## Exercise requirements
Please repeat all of the lines that follow, exactly as written.

## Excerpted data
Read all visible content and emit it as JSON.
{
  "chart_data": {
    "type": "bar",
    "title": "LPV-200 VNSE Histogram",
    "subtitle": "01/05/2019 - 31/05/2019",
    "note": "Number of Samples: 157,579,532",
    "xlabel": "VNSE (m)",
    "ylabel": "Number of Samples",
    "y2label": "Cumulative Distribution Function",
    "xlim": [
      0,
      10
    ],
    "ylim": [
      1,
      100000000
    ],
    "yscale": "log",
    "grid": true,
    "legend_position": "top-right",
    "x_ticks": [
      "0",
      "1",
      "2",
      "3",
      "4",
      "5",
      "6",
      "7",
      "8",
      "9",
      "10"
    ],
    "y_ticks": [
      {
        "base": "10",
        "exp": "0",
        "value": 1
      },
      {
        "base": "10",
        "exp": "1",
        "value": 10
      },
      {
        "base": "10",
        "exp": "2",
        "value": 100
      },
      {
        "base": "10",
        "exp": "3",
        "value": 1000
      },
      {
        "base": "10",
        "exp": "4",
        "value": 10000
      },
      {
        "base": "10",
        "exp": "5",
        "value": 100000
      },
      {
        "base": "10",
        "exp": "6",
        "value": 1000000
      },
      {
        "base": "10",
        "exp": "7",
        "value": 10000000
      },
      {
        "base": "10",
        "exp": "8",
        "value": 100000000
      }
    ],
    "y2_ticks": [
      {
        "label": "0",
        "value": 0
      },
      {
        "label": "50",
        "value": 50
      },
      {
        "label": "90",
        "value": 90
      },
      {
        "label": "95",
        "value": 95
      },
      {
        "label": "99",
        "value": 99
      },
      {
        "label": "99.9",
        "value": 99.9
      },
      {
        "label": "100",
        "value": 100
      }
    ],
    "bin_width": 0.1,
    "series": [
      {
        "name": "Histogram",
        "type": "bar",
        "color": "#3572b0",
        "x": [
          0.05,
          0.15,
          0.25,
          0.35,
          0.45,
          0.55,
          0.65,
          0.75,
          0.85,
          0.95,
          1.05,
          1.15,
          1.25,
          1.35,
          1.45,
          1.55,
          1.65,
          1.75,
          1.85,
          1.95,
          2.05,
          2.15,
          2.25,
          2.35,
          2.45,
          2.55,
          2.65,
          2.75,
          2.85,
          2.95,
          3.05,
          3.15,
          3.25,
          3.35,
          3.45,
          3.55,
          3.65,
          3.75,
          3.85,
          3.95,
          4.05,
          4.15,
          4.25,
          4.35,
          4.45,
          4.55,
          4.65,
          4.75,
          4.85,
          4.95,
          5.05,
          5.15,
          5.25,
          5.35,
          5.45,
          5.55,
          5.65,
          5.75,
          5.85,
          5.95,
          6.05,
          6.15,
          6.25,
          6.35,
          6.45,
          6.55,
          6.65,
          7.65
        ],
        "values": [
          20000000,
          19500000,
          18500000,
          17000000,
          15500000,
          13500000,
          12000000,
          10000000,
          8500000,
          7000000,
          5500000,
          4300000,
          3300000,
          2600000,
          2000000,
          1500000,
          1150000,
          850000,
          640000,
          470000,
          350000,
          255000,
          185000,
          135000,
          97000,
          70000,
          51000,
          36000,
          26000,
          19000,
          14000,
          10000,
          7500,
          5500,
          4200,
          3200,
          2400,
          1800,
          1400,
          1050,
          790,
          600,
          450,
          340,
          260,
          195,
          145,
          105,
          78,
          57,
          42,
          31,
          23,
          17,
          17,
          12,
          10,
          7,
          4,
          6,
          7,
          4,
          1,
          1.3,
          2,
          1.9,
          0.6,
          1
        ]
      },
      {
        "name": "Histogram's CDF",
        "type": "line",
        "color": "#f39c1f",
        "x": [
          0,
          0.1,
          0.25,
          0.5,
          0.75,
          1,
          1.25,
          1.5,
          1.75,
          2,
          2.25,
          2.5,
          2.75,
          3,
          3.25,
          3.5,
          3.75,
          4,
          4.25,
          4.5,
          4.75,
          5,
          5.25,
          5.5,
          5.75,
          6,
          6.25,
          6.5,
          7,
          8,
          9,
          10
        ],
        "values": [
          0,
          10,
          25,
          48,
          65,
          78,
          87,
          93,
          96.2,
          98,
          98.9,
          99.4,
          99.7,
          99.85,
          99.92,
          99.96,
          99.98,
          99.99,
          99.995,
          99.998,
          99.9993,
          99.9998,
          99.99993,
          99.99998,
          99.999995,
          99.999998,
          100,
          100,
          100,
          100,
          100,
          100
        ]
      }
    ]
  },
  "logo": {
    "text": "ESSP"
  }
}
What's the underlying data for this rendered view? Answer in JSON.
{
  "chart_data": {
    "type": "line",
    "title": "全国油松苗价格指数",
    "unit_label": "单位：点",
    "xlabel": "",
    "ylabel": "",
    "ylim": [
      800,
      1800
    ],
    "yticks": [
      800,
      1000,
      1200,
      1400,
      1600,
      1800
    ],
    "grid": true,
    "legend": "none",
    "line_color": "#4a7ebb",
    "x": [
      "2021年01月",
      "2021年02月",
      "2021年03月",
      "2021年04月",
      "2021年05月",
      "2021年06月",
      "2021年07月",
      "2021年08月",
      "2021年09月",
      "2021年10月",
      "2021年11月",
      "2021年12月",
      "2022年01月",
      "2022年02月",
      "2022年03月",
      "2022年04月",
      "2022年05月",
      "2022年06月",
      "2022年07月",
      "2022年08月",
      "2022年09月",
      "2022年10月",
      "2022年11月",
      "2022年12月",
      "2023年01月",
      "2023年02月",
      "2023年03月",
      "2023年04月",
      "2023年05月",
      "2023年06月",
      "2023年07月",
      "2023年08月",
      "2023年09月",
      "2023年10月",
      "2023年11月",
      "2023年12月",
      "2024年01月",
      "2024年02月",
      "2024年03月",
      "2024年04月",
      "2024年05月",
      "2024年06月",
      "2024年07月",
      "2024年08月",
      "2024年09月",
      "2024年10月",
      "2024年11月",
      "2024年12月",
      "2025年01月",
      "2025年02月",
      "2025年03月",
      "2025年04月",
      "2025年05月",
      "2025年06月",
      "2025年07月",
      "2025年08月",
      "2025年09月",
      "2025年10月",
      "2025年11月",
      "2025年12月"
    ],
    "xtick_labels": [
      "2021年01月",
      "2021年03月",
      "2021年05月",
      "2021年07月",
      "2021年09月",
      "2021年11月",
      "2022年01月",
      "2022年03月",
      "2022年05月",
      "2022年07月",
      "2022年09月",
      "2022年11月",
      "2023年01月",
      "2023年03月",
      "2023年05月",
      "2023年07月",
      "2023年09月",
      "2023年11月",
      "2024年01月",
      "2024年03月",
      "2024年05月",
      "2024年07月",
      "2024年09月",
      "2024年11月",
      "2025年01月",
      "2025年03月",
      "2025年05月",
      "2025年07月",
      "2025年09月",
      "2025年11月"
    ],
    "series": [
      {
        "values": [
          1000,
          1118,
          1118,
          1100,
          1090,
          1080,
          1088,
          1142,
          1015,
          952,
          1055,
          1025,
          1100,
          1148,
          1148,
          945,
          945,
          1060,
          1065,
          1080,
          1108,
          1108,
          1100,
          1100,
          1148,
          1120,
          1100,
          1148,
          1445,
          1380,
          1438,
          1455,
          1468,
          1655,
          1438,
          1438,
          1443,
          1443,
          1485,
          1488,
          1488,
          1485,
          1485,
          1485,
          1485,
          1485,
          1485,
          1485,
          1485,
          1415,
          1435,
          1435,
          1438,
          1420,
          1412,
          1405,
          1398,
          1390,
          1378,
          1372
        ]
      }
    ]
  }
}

## Solution
Read all visible content and emit it as JSON.
{
  "chart_data": {
    "type": "bar",
    "title": "LPV-200 VNSE Histogram",
    "subtitle": "01/05/2019 - 31/05/2019",
    "note": "Number of Samples: 157,579,532",
    "xlabel": "VNSE (m)",
    "ylabel": "Number of Samples",
    "y2label": "Cumulative Distribution Function",
    "xlim": [
      0,
      10
    ],
    "ylim": [
      1,
      100000000
    ],
    "yscale": "log",
    "grid": true,
    "legend_position": "top-right",
    "x_ticks": [
      "0",
      "1",
      "2",
      "3",
      "4",
      "5",
      "6",
      "7",
      "8",
      "9",
      "10"
    ],
    "y_ticks": [
      {
        "base": "10",
        "exp": "0",
        "value": 1
      },
      {
        "base": "10",
        "exp": "1",
        "value": 10
      },
      {
        "base": "10",
        "exp": "2",
        "value": 100
      },
      {
        "base": "10",
        "exp": "3",
        "value": 1000
      },
      {
        "base": "10",
        "exp": "4",
        "value": 10000
      },
      {
        "base": "10",
        "exp": "5",
        "value": 100000
      },
      {
        "base": "10",
        "exp": "6",
        "value": 1000000
      },
      {
        "base": "10",
        "exp": "7",
        "value": 10000000
      },
      {
        "base": "10",
        "exp": "8",
        "value": 100000000
      }
    ],
    "y2_ticks": [
      {
        "label": "0",
        "value": 0
      },
      {
        "label": "50",
        "value": 50
      },
      {
        "label": "90",
        "value": 90
      },
      {
        "label": "95",
        "value": 95
      },
      {
        "label": "99",
        "value": 99
      },
      {
        "label": "99.9",
        "value": 99.9
      },
      {
        "label": "100",
        "value": 100
      }
    ],
    "bin_width": 0.1,
    "series": [
      {
        "name": "Histogram",
        "type": "bar",
        "color": "#3572b0",
        "x": [
          0.05,
          0.15,
          0.25,
          0.35,
          0.45,
          0.55,
          0.65,
          0.75,
          0.85,
          0.95,
          1.05,
          1.15,
          1.25,
          1.35,
          1.45,
          1.55,
          1.65,
          1.75,
          1.85,
          1.95,
          2.05,
          2.15,
          2.25,
          2.35,
          2.45,
          2.55,
          2.65,
          2.75,
          2.85,
          2.95,
          3.05,
          3.15,
          3.25,
          3.35,
          3.45,
          3.55,
          3.65,
          3.75,
          3.85,
          3.95,
          4.05,
          4.15,
          4.25,
          4.35,
          4.45,
          4.55,
          4.65,
          4.75,
          4.85,
          4.95,
          5.05,
          5.15,
          5.25,
          5.35,
          5.45,
          5.55,
          5.65,
          5.75,
          5.85,
          5.95,
          6.05,
          6.15,
          6.25,
          6.35,
          6.45,
          6.55,
          6.65,
          7.65
        ],
        "values": [
          20000000,
          19500000,
          18500000,
          17000000,
          15500000,
          13500000,
          12000000,
          10000000,
          8500000,
          7000000,
          5500000,
          4300000,
          3300000,
          2600000,
          2000000,
          1500000,
          1150000,
          850000,
          640000,
          470000,
          350000,
          255000,
          185000,
          135000,
          97000,
          70000,
          51000,
          36000,
          26000,
          19000,
          14000,
          10000,
          7500,
          5500,
          4200,
          3200,
          2400,
          1800,
          1400,
          1050,
          790,
          600,
          450,
          340,
          260,
          195,
          145,
          105,
          78,
          57,
          42,
          31,
          23,
          17,
          17,
          12,
          10,
          7,
          4,
          6,
          7,
          4,
          1,
          1.3,
          2,
          1.9,
          0.6,
          1
        ]
      },
      {
        "name": "Histogram's CDF",
        "type": "line",
        "color": "#f39c1f",
        "x": [
          0,
          0.1,
          0.25,
          0.5,
          0.75,
          1,
          1.25,
          1.5,
          1.75,
          2,
          2.25,
          2.5,
          2.75,
          3,
          3.25,
          3.5,
          3.75,
          4,
          4.25,
          4.5,
          4.75,
          5,
          5.25,
          5.5,
          5.75,
          6,
          6.25,
          6.5,
          7,
          8,
          9,
          10
        ],
        "values": [
          0,
          10,
          25,
          48,
          65,
          78,
          87,
          93,
          96.2,
          98,
          98.9,
          99.4,
          99.7,
          99.85,
          99.92,
          99.96,
          99.98,
          99.99,
          99.995,
          99.998,
          99.9993,
          99.9998,
          99.99993,
          99.99998,
          99.999995,
          99.999998,
          100,
          100,
          100,
          100,
          100,
          100
        ]
      }
    ]
  },
  "logo": {
    "text": "ESSP"
  }
}
What's the underlying data for this rendered view? Answer in JSON.
{
  "chart_data": {
    "type": "line",
    "title": "全国油松苗价格指数",
    "unit_label": "单位：点",
    "xlabel": "",
    "ylabel": "",
    "ylim": [
      800,
      1800
    ],
    "yticks": [
      800,
      1000,
      1200,
      1400,
      1600,
      1800
    ],
    "grid": true,
    "legend": "none",
    "line_color": "#4a7ebb",
    "x": [
      "2021年01月",
      "2021年02月",
      "2021年03月",
      "2021年04月",
      "2021年05月",
      "2021年06月",
      "2021年07月",
      "2021年08月",
      "2021年09月",
      "2021年10月",
      "2021年11月",
      "2021年12月",
      "2022年01月",
      "2022年02月",
      "2022年03月",
      "2022年04月",
      "2022年05月",
      "2022年06月",
      "2022年07月",
      "2022年08月",
      "2022年09月",
      "2022年10月",
      "2022年11月",
      "2022年12月",
      "2023年01月",
      "2023年02月",
      "2023年03月",
      "2023年04月",
      "2023年05月",
      "2023年06月",
      "2023年07月",
      "2023年08月",
      "2023年09月",
      "2023年10月",
      "2023年11月",
      "2023年12月",
      "2024年01月",
      "2024年02月",
      "2024年03月",
      "2024年04月",
      "2024年05月",
      "2024年06月",
      "2024年07月",
      "2024年08月",
      "2024年09月",
      "2024年10月",
      "2024年11月",
      "2024年12月",
      "2025年01月",
      "2025年02月",
      "2025年03月",
      "2025年04月",
      "2025年05月",
      "2025年06月",
      "2025年07月",
      "2025年08月",
      "2025年09月",
      "2025年10月",
      "2025年11月",
      "2025年12月"
    ],
    "xtick_labels": [
      "2021年01月",
      "2021年03月",
      "2021年05月",
      "2021年07月",
      "2021年09月",
      "2021年11月",
      "2022年01月",
      "2022年03月",
      "2022年05月",
      "2022年07月",
      "2022年09月",
      "2022年11月",
      "2023年01月",
      "2023年03月",
      "2023年05月",
      "2023年07月",
      "2023年09月",
      "2023年11月",
      "2024年01月",
      "2024年03月",
      "2024年05月",
      "2024年07月",
      "2024年09月",
      "2024年11月",
      "2025年01月",
      "2025年03月",
      "2025年05月",
      "2025年07月",
      "2025年09月",
      "2025年11月"
    ],
    "series": [
      {
        "values": [
          1000,
          1118,
          1118,
          1100,
          1090,
          1080,
          1088,
          1142,
          1015,
          952,
          1055,
          1025,
          1100,
          1148,
          1148,
          945,
          945,
          1060,
          1065,
          1080,
          1108,
          1108,
          1100,
          1100,
          1148,
          1120,
          1100,
          1148,
          1445,
          1380,
          1438,
          1455,
          1468,
          1655,
          1438,
          1438,
          1443,
          1443,
          1485,
          1488,
          1488,
          1485,
          1485,
          1485,
          1485,
          1485,
          1485,
          1485,
          1485,
          1415,
          1435,
          1435,
          1438,
          1420,
          1412,
          1405,
          1398,
          1390,
          1378,
          1372
        ]
      }
    ]
  }
}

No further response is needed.